Work required:
Reproduce the records below exactly, leaving out any pictures.
___ Task inputs ___
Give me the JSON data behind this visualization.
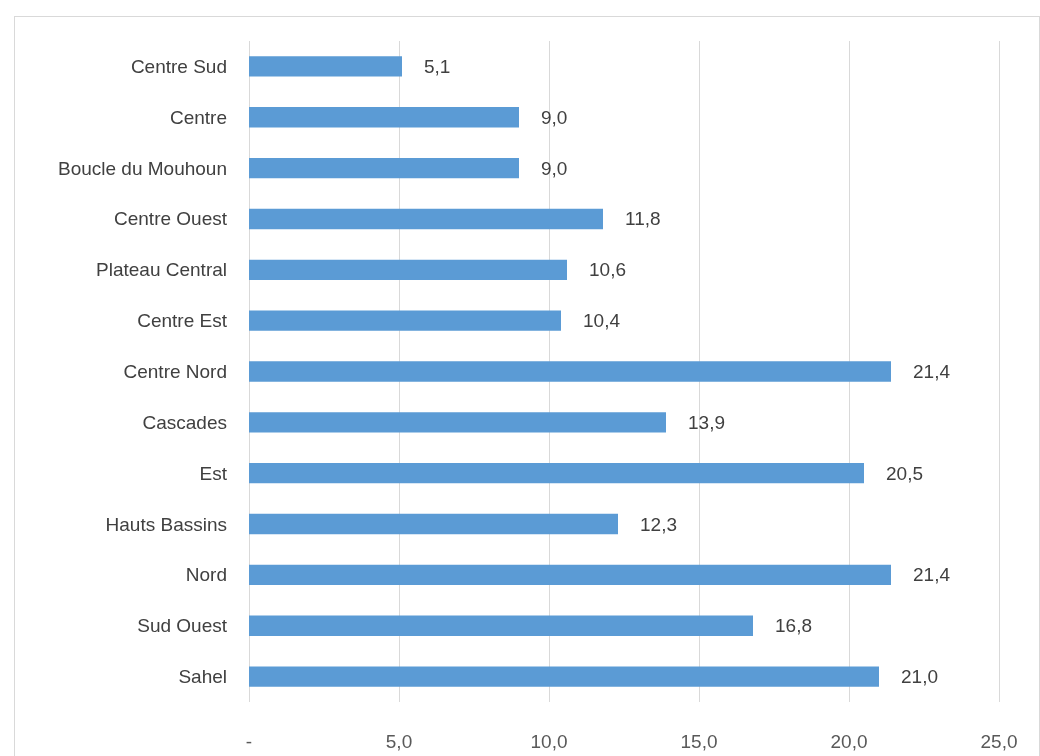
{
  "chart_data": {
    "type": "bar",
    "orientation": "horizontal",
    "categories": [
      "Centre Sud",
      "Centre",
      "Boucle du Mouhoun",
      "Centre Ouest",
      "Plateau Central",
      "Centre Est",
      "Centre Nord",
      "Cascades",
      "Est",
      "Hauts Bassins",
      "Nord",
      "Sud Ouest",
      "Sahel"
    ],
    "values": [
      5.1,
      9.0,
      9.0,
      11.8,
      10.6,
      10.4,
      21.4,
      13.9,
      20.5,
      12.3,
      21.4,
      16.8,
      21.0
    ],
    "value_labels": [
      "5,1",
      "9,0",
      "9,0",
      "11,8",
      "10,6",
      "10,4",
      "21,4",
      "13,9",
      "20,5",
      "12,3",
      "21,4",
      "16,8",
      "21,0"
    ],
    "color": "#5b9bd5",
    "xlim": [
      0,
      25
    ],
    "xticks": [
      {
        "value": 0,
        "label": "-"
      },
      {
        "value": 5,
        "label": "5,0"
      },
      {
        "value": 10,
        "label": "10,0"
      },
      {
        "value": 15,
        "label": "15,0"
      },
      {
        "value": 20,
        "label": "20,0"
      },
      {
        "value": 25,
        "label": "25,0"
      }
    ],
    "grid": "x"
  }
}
___
The result:
Give me the JSON data behind this visualization.
{
  "chart_data": {
    "type": "bar",
    "orientation": "horizontal",
    "categories": [
      "Centre Sud",
      "Centre",
      "Boucle du Mouhoun",
      "Centre Ouest",
      "Plateau Central",
      "Centre Est",
      "Centre Nord",
      "Cascades",
      "Est",
      "Hauts Bassins",
      "Nord",
      "Sud Ouest",
      "Sahel"
    ],
    "values": [
      5.1,
      9.0,
      9.0,
      11.8,
      10.6,
      10.4,
      21.4,
      13.9,
      20.5,
      12.3,
      21.4,
      16.8,
      21.0
    ],
    "value_labels": [
      "5,1",
      "9,0",
      "9,0",
      "11,8",
      "10,6",
      "10,4",
      "21,4",
      "13,9",
      "20,5",
      "12,3",
      "21,4",
      "16,8",
      "21,0"
    ],
    "color": "#5b9bd5",
    "xlim": [
      0,
      25
    ],
    "xticks": [
      {
        "value": 0,
        "label": "-"
      },
      {
        "value": 5,
        "label": "5,0"
      },
      {
        "value": 10,
        "label": "10,0"
      },
      {
        "value": 15,
        "label": "15,0"
      },
      {
        "value": 20,
        "label": "20,0"
      },
      {
        "value": 25,
        "label": "25,0"
      }
    ],
    "grid": "x"
  }
}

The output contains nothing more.